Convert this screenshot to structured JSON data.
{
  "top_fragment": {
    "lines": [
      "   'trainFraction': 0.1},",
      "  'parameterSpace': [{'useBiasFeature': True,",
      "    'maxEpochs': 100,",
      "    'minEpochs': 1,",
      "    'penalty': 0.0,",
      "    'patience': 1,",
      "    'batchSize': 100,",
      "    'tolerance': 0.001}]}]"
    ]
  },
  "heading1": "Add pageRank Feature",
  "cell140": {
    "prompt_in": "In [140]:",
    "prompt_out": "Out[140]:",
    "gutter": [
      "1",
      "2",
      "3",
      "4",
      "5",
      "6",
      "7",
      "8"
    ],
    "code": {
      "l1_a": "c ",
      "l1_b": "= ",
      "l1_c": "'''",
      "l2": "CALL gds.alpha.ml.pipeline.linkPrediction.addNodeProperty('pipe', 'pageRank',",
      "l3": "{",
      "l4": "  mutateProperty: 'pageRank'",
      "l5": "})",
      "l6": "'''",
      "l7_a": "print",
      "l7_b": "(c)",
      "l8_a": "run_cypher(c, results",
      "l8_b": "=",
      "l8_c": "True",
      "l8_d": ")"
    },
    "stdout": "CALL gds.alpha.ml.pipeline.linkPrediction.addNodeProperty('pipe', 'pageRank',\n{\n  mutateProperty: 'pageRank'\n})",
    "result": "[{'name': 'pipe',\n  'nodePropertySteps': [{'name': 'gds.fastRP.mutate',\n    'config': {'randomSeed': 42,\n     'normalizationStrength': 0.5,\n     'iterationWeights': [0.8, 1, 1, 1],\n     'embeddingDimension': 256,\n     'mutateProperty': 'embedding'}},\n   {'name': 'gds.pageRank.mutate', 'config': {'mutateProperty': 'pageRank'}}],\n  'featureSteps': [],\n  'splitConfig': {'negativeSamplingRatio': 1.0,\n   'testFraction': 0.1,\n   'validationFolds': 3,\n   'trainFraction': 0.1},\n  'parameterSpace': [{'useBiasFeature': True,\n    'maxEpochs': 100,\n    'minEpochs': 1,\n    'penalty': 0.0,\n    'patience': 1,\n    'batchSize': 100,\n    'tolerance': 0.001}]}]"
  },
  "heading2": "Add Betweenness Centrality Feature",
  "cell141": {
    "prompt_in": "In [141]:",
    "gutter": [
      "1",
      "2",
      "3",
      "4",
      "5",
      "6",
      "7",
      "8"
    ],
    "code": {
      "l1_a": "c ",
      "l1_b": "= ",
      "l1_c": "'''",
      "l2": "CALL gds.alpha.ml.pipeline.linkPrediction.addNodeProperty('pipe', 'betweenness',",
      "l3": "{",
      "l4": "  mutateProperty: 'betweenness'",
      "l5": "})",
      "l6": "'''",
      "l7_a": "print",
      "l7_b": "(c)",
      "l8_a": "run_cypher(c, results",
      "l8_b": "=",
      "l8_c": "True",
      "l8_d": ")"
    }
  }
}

———

■ What this task involves
Reproduce every record above exactly as it appears.

■ The answer
Convert this screenshot to structured JSON data.
{
  "top_fragment": {
    "lines": [
      "   'trainFraction': 0.1},",
      "  'parameterSpace': [{'useBiasFeature': True,",
      "    'maxEpochs': 100,",
      "    'minEpochs': 1,",
      "    'penalty': 0.0,",
      "    'patience': 1,",
      "    'batchSize': 100,",
      "    'tolerance': 0.001}]}]"
    ]
  },
  "heading1": "Add pageRank Feature",
  "cell140": {
    "prompt_in": "In [140]:",
    "prompt_out": "Out[140]:",
    "gutter": [
      "1",
      "2",
      "3",
      "4",
      "5",
      "6",
      "7",
      "8"
    ],
    "code": {
      "l1_a": "c ",
      "l1_b": "= ",
      "l1_c": "'''",
      "l2": "CALL gds.alpha.ml.pipeline.linkPrediction.addNodeProperty('pipe', 'pageRank',",
      "l3": "{",
      "l4": "  mutateProperty: 'pageRank'",
      "l5": "})",
      "l6": "'''",
      "l7_a": "print",
      "l7_b": "(c)",
      "l8_a": "run_cypher(c, results",
      "l8_b": "=",
      "l8_c": "True",
      "l8_d": ")"
    },
    "stdout": "CALL gds.alpha.ml.pipeline.linkPrediction.addNodeProperty('pipe', 'pageRank',\n{\n  mutateProperty: 'pageRank'\n})",
    "result": "[{'name': 'pipe',\n  'nodePropertySteps': [{'name': 'gds.fastRP.mutate',\n    'config': {'randomSeed': 42,\n     'normalizationStrength': 0.5,\n     'iterationWeights': [0.8, 1, 1, 1],\n     'embeddingDimension': 256,\n     'mutateProperty': 'embedding'}},\n   {'name': 'gds.pageRank.mutate', 'config': {'mutateProperty': 'pageRank'}}],\n  'featureSteps': [],\n  'splitConfig': {'negativeSamplingRatio': 1.0,\n   'testFraction': 0.1,\n   'validationFolds': 3,\n   'trainFraction': 0.1},\n  'parameterSpace': [{'useBiasFeature': True,\n    'maxEpochs': 100,\n    'minEpochs': 1,\n    'penalty': 0.0,\n    'patience': 1,\n    'batchSize': 100,\n    'tolerance': 0.001}]}]"
  },
  "heading2": "Add Betweenness Centrality Feature",
  "cell141": {
    "prompt_in": "In [141]:",
    "gutter": [
      "1",
      "2",
      "3",
      "4",
      "5",
      "6",
      "7",
      "8"
    ],
    "code": {
      "l1_a": "c ",
      "l1_b": "= ",
      "l1_c": "'''",
      "l2": "CALL gds.alpha.ml.pipeline.linkPrediction.addNodeProperty('pipe', 'betweenness',",
      "l3": "{",
      "l4": "  mutateProperty: 'betweenness'",
      "l5": "})",
      "l6": "'''",
      "l7_a": "print",
      "l7_b": "(c)",
      "l8_a": "run_cypher(c, results",
      "l8_b": "=",
      "l8_c": "True",
      "l8_d": ")"
    }
  }
}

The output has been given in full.